┌────────

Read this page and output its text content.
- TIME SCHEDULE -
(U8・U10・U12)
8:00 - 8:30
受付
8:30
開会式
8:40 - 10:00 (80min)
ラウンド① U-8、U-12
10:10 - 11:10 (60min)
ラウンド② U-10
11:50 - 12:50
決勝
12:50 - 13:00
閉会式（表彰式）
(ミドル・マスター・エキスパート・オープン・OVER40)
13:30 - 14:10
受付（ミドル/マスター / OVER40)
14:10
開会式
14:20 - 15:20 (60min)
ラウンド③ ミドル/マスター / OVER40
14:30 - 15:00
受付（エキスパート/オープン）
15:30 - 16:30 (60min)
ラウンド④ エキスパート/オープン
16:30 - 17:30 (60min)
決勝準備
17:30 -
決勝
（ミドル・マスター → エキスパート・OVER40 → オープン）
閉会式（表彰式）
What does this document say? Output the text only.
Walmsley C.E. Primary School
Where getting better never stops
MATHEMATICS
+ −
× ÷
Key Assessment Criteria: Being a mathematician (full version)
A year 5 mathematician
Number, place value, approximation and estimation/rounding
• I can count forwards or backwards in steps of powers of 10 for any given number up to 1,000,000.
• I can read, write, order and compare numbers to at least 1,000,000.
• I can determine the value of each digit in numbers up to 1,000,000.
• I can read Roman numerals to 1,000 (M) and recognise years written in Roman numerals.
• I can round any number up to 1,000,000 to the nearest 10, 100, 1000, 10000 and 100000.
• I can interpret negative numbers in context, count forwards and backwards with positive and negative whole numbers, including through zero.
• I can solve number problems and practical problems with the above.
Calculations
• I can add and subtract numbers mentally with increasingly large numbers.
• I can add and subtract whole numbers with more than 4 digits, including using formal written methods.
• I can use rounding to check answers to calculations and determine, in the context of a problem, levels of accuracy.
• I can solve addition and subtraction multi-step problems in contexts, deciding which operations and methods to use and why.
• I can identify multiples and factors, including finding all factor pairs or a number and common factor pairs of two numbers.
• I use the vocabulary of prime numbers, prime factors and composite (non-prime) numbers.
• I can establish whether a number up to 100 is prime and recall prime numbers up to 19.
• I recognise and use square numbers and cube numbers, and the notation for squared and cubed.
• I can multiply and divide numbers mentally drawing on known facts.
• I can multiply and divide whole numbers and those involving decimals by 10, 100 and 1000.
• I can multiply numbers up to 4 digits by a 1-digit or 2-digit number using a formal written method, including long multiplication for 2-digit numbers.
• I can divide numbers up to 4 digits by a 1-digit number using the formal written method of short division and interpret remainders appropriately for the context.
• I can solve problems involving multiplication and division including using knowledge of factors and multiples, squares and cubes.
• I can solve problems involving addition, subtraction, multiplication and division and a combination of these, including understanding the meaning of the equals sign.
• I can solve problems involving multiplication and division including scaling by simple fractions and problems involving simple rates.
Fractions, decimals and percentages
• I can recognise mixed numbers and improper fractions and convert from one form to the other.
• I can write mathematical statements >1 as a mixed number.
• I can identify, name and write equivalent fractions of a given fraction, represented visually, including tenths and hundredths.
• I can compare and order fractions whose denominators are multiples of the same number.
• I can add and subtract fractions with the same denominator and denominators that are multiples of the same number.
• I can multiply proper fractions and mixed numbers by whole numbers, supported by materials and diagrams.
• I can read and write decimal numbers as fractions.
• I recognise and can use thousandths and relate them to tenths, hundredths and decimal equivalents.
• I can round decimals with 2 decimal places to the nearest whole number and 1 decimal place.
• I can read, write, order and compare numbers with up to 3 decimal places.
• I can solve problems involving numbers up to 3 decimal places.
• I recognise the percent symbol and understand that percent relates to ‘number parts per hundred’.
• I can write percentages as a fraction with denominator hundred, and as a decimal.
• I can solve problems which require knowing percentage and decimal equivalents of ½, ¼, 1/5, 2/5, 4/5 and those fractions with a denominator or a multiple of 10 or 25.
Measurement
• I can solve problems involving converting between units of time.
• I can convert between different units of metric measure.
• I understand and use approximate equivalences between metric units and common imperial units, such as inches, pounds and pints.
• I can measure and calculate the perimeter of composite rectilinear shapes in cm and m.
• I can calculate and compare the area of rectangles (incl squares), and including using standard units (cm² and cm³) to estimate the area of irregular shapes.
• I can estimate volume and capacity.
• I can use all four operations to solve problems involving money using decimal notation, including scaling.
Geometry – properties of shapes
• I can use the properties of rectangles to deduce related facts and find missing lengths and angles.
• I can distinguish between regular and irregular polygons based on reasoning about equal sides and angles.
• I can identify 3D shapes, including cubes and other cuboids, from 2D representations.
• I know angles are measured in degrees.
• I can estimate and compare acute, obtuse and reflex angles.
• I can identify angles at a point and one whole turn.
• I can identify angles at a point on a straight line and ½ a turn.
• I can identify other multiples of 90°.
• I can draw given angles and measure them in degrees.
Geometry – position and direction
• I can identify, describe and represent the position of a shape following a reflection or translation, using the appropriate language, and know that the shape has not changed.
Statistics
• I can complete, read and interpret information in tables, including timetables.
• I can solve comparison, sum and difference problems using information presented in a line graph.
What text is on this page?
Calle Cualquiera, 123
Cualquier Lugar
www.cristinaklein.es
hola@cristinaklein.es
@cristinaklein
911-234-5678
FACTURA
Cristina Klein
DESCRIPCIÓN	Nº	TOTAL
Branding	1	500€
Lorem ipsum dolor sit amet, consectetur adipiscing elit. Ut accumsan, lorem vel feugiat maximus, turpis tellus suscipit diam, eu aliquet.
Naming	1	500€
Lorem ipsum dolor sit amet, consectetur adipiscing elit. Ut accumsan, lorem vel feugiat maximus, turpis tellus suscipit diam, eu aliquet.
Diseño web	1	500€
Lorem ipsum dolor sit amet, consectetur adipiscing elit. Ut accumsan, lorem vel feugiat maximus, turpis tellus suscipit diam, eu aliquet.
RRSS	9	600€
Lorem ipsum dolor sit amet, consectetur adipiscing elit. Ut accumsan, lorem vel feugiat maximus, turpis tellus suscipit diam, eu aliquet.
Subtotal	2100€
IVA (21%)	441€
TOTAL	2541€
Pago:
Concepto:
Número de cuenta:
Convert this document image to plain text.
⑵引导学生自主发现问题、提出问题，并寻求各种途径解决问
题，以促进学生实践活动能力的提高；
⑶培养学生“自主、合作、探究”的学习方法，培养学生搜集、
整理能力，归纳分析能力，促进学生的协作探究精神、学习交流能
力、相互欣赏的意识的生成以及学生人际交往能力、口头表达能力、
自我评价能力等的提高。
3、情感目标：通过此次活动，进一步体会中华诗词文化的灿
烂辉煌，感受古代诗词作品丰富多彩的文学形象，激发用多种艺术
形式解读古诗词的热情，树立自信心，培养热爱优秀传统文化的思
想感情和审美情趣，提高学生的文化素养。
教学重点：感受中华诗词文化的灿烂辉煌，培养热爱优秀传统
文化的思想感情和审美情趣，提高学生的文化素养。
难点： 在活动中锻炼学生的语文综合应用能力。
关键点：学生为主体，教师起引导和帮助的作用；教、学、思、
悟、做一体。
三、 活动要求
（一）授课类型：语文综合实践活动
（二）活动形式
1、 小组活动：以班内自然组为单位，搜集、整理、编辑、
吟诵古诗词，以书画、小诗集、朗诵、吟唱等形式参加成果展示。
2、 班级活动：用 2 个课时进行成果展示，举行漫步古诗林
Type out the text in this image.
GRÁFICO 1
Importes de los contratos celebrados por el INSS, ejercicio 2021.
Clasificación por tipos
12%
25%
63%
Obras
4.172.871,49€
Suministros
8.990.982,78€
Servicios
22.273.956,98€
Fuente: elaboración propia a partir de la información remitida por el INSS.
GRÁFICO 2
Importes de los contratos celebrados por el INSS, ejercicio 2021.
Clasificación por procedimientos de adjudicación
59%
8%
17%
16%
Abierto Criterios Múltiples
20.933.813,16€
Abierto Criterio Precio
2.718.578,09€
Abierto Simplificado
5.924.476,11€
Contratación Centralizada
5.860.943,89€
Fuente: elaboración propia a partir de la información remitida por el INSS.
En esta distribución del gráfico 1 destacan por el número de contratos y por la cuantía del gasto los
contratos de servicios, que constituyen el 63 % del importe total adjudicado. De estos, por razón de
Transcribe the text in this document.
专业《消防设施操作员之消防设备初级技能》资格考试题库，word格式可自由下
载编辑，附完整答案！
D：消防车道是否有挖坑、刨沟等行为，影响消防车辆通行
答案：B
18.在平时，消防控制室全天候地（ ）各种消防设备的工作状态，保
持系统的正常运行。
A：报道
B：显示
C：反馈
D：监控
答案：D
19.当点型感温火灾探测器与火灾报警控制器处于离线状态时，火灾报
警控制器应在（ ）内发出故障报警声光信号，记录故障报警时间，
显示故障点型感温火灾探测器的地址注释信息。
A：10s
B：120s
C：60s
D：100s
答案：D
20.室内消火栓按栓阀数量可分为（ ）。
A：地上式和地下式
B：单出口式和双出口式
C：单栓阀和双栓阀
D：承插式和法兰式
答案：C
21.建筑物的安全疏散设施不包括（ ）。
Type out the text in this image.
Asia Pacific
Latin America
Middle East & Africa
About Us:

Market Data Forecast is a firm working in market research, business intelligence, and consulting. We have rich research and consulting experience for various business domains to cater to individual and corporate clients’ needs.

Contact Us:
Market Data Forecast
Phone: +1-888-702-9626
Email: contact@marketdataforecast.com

└────────

> [What is required]: Identify each line in the records above that contains the word "metric", and copy it out in full.

> [Complete response]:
• I can convert between different units of metric measure.
• I understand and use approximate equivalences between metric units and common imperial units, such as inches, pounds and pints.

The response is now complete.